— Directions for this task —
Below are entries; tally how many lines hold the string "уровень" and answer with only that figure.

— Supplied records —
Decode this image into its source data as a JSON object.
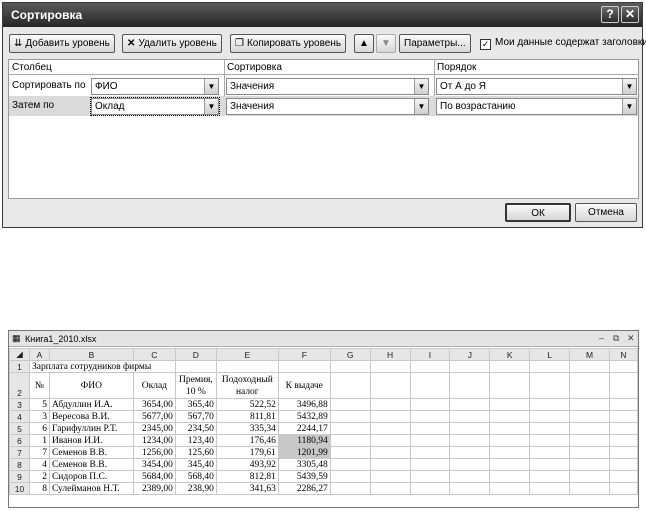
{
  "dialog": {
    "title": "Сортировка",
    "help_icon": "?",
    "close_icon": "✕",
    "toolbar": {
      "add_level": "Добавить уровень",
      "delete_level": "Удалить уровень",
      "copy_level": "Копировать уровень",
      "up_icon": "▲",
      "down_icon": "▼",
      "options": "Параметры...",
      "headers_checkbox": "Мои данные содержат заголовки",
      "headers_checked": "✓"
    },
    "columns": {
      "col": "Столбец",
      "sort": "Сортировка",
      "order": "Порядок"
    },
    "rows": [
      {
        "label": "Сортировать по",
        "column": "ФИО",
        "sort_on": "Значения",
        "order": "От А до Я"
      },
      {
        "label": "Затем по",
        "column": "Оклад",
        "sort_on": "Значения",
        "order": "По возрастанию"
      }
    ],
    "ok": "ОК",
    "cancel": "Отмена"
  },
  "workbook": {
    "title": "Книга1_2010.xlsx",
    "col_headers": [
      "A",
      "B",
      "C",
      "D",
      "E",
      "F",
      "G",
      "H",
      "I",
      "J",
      "K",
      "L",
      "M",
      "N"
    ],
    "row1_title": "Зарплата сотрудников фирмы",
    "header": {
      "no": "№",
      "fio": "ФИО",
      "salary": "Оклад",
      "bonus1": "Премия,",
      "bonus2": "10 %",
      "tax1": "Подоходный",
      "tax2": "налог",
      "pay": "К выдаче"
    },
    "rows": [
      {
        "r": "3",
        "no": "5",
        "fio": "Абдуллин И.А.",
        "salary": "3654,00",
        "bonus": "365,40",
        "tax": "522,52",
        "pay": "3496,88"
      },
      {
        "r": "4",
        "no": "3",
        "fio": "Вересова В.И.",
        "salary": "5677,00",
        "bonus": "567,70",
        "tax": "811,81",
        "pay": "5432,89"
      },
      {
        "r": "5",
        "no": "6",
        "fio": "Гарифуллин Р.Т.",
        "salary": "2345,00",
        "bonus": "234,50",
        "tax": "335,34",
        "pay": "2244,17"
      },
      {
        "r": "6",
        "no": "1",
        "fio": "Иванов И.И.",
        "salary": "1234,00",
        "bonus": "123,40",
        "tax": "176,46",
        "pay": "1180,94"
      },
      {
        "r": "7",
        "no": "7",
        "fio": "Семенов В.В.",
        "salary": "1256,00",
        "bonus": "125,60",
        "tax": "179,61",
        "pay": "1201,99"
      },
      {
        "r": "8",
        "no": "4",
        "fio": "Семенов В.В.",
        "salary": "3454,00",
        "bonus": "345,40",
        "tax": "493,92",
        "pay": "3305,48"
      },
      {
        "r": "9",
        "no": "2",
        "fio": "Сидоров П.С.",
        "salary": "5684,00",
        "bonus": "568,40",
        "tax": "812,81",
        "pay": "5439,59"
      },
      {
        "r": "10",
        "no": "8",
        "fio": "Сулейманов Н.Т.",
        "salary": "2389,00",
        "bonus": "238,90",
        "tax": "341,63",
        "pay": "2286,27"
      }
    ]
  }
}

— Task response —
3